## Selected excerpt

--- BEGIN ---

We believe that friendships between refugees, immigrants, and those who have lived in the US their entire lives are essential to creating abundant life in flourishing communities. It is through deep, authentic friendships we get to understand what a thriving, diverse community looks like.
Today, we celebrate a team member who exemplifies this goal and the journey to get there: Deanna McArthur. She recently stepped into a new role as the Children’s Teacher Manager at Refugee Family Literacy, where she has served as a teacher for many years. The exciting thing about the role is that Deanna will be focusing on supporting and training the 12 children’s teachers who are all new Americans.
Deanna brings a wealth of experience, empathy, and top-notch skills in forging cross-cultural bonds. As you get to know her a bit below, we’re sure you’ll be as excited as we are for her to be taking on this new leadership role!
Deanna is an Oregon native who received her Master’s in Education in Special Education. She has since taught in various places for seven years before focusing on raising her own small children. Her spirit of friendship and collaboration only grew during that time, she says.
“I did lots of volunteer projects, but once my children began attending International Charter School, I volunteered what could be called excessively,” she laughs. The International Community School (ICS) is a public charter school in DeKalb County, Georgia serving students in grades K-5. ICS was strategically designed in 2002 to bring together refugee, immigrant and local children in an academically challenging and nurturing environment.She spearheaded projects like helping each class plant a garden and healthy food weeks. Through ICS, Deanna became immersed in the refugee community herself.

--- END ---

## Provided information
--- BEGIN ---

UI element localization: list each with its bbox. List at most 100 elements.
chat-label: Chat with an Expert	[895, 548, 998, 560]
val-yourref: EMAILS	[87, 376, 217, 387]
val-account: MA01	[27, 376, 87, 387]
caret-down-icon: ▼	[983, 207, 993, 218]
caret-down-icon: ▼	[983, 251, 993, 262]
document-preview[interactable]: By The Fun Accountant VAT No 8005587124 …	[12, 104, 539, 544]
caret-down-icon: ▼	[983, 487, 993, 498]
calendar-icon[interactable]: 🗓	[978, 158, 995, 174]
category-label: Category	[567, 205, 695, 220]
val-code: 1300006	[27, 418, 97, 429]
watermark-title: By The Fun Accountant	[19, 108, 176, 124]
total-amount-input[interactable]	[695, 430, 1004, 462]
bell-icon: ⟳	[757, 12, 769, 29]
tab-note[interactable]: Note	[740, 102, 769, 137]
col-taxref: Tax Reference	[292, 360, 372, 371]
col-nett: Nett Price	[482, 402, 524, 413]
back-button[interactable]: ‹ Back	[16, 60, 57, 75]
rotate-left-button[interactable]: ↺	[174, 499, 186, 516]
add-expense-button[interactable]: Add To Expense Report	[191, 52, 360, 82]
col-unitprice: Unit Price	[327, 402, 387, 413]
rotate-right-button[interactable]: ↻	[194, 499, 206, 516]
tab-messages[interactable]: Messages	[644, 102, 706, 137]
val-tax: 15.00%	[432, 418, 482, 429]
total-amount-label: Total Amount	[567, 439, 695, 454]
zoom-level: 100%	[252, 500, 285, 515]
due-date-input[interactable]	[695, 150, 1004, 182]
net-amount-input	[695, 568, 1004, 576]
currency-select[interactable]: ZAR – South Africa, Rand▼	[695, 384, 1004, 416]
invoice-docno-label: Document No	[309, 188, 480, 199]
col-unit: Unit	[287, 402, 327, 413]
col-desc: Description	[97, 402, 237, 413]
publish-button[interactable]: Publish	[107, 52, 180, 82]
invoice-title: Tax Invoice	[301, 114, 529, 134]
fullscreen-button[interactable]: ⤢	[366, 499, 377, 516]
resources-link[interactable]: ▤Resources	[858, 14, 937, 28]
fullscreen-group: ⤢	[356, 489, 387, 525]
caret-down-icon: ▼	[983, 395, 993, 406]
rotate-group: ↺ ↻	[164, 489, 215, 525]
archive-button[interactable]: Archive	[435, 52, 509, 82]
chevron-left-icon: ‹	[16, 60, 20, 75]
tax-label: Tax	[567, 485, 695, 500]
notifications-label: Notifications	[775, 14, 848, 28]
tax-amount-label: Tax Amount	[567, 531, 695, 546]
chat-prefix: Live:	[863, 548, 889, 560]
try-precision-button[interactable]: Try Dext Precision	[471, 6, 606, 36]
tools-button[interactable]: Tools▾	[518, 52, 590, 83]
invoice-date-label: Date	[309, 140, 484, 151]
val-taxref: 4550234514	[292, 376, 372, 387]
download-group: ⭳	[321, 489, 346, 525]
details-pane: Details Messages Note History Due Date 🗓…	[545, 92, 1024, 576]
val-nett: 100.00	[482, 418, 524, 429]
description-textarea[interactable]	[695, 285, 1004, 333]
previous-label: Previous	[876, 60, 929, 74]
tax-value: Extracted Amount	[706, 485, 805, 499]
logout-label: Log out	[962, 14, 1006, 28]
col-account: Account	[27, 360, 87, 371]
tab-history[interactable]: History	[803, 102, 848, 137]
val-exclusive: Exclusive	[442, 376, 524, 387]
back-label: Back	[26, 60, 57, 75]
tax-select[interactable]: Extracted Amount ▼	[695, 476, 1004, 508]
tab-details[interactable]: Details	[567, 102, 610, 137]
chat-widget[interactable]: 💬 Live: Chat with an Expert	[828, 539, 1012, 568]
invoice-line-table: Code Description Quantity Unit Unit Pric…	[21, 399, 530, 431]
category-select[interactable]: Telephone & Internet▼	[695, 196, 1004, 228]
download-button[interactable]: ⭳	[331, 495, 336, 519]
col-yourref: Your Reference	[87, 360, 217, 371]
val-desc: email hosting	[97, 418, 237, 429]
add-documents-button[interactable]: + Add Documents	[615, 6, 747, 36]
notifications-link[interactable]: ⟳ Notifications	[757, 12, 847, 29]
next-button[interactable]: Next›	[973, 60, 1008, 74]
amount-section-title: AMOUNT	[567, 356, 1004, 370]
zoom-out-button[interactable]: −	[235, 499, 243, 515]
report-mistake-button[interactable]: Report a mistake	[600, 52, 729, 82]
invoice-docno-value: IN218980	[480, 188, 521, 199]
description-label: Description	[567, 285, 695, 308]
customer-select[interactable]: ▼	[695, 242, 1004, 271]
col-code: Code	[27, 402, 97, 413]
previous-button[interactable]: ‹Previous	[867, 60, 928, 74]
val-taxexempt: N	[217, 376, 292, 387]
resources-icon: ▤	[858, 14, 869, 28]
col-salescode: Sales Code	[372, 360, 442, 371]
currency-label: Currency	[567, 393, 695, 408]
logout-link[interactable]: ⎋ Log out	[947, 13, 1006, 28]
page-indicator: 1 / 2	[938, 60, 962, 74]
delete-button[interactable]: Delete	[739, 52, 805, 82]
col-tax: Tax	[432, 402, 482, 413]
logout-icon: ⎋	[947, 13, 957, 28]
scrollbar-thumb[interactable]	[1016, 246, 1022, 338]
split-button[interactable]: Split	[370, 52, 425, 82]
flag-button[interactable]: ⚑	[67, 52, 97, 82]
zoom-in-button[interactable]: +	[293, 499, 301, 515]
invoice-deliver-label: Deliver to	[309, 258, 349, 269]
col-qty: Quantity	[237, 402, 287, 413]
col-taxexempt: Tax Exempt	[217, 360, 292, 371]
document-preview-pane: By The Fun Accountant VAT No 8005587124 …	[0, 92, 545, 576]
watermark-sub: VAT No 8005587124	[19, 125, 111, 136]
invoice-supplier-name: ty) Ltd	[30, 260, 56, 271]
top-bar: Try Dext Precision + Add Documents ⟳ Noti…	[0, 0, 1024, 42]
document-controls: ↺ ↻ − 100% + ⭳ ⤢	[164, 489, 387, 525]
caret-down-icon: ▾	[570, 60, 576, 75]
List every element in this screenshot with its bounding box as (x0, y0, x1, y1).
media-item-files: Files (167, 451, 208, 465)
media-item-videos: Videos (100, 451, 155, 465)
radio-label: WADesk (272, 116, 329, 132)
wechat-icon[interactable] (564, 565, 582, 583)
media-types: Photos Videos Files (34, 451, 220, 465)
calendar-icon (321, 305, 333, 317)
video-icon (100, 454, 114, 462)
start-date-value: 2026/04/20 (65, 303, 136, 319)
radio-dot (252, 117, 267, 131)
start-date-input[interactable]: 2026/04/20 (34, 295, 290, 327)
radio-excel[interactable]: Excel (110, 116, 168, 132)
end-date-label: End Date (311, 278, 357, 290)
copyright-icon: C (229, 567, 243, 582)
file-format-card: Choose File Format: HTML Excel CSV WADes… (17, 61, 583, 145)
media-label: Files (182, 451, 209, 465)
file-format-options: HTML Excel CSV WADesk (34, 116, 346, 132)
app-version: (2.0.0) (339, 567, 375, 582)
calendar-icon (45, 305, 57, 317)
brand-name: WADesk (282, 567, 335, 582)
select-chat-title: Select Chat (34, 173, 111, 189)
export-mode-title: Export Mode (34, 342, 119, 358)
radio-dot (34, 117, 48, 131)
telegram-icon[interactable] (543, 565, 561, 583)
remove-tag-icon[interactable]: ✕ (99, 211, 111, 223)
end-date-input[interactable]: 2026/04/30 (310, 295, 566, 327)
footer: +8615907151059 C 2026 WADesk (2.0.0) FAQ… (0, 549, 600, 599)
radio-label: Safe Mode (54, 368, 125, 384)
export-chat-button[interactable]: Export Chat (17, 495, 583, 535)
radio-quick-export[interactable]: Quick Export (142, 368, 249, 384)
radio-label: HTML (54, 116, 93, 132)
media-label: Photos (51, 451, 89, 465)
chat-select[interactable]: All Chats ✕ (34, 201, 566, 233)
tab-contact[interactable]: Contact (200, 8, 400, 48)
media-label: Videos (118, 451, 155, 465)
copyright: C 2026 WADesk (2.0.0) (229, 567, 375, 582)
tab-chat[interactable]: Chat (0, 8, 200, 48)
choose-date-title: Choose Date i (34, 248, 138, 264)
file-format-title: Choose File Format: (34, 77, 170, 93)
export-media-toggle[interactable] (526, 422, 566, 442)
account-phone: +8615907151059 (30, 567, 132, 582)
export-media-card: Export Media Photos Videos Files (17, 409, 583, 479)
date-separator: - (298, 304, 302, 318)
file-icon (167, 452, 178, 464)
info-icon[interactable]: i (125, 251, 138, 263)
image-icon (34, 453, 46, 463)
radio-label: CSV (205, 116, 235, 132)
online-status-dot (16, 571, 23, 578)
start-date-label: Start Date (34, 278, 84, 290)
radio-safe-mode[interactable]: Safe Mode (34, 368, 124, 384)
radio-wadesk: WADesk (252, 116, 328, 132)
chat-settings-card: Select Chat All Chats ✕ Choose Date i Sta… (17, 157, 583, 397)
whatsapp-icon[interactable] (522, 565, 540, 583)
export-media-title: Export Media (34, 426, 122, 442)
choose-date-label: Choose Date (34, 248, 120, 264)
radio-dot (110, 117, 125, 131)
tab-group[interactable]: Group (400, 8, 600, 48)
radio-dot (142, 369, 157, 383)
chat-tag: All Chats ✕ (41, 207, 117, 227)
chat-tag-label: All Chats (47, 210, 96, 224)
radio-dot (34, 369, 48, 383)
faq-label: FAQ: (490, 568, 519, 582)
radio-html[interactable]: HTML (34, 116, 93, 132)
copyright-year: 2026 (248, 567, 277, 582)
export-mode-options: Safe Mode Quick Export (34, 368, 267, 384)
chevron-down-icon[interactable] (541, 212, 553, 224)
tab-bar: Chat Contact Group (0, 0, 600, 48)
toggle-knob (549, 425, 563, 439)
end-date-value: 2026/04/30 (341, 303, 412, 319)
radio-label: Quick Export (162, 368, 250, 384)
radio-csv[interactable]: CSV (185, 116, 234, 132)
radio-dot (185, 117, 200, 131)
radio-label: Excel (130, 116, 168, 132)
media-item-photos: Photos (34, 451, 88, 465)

--- END ---

## The exercise
Write out the passage about Deanna McArthur word for word, from "Deanna is an" up to and including "refugee community herself.".

## Response for this exercise
Deanna is an Oregon native who received her Master’s in Education in Special Education. She has since taught in various places for seven years before focusing on raising her own small children. Her spirit of friendship and collaboration only grew during that time, she says.
“I did lots of volunteer projects, but once my children began attending International Charter School, I volunteered what could be called excessively,” she laughs. The International Community School (ICS) is a public charter school in DeKalb County, Georgia serving students in grades K-5. ICS was strategically designed in 2002 to bring together refugee, immigrant and local children in an academically challenging and nurturing environment.She spearheaded projects like helping each class plant a garden and healthy food weeks. Through ICS, Deanna became immersed in the refugee community herself.